What follows is a listing; restate every line of it word for word.

> [AVAILABLE RECORDS]:
========================

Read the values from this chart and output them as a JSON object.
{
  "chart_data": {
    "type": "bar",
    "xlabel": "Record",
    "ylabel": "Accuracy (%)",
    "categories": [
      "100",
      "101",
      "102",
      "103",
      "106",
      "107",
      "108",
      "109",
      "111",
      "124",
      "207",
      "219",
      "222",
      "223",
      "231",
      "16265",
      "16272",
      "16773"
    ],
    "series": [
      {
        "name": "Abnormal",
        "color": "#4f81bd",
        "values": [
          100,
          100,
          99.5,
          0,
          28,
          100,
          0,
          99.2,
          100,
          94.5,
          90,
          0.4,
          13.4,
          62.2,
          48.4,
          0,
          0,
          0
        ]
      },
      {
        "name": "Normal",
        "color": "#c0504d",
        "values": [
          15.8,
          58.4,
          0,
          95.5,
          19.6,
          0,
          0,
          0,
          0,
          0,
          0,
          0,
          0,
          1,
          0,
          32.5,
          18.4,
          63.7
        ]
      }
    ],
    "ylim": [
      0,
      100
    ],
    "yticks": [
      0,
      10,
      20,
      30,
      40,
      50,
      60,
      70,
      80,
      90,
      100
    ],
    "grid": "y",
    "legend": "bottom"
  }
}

========================

> [OUTPUT BELOW]:
Read the values from this chart and output them as a JSON object.
{
  "chart_data": {
    "type": "bar",
    "xlabel": "Record",
    "ylabel": "Accuracy (%)",
    "categories": [
      "100",
      "101",
      "102",
      "103",
      "106",
      "107",
      "108",
      "109",
      "111",
      "124",
      "207",
      "219",
      "222",
      "223",
      "231",
      "16265",
      "16272",
      "16773"
    ],
    "series": [
      {
        "name": "Abnormal",
        "color": "#4f81bd",
        "values": [
          100,
          100,
          99.5,
          0,
          28,
          100,
          0,
          99.2,
          100,
          94.5,
          90,
          0.4,
          13.4,
          62.2,
          48.4,
          0,
          0,
          0
        ]
      },
      {
        "name": "Normal",
        "color": "#c0504d",
        "values": [
          15.8,
          58.4,
          0,
          95.5,
          19.6,
          0,
          0,
          0,
          0,
          0,
          0,
          0,
          0,
          1,
          0,
          32.5,
          18.4,
          63.7
        ]
      }
    ],
    "ylim": [
      0,
      100
    ],
    "yticks": [
      0,
      10,
      20,
      30,
      40,
      50,
      60,
      70,
      80,
      90,
      100
    ],
    "grid": "y",
    "legend": "bottom"
  }
}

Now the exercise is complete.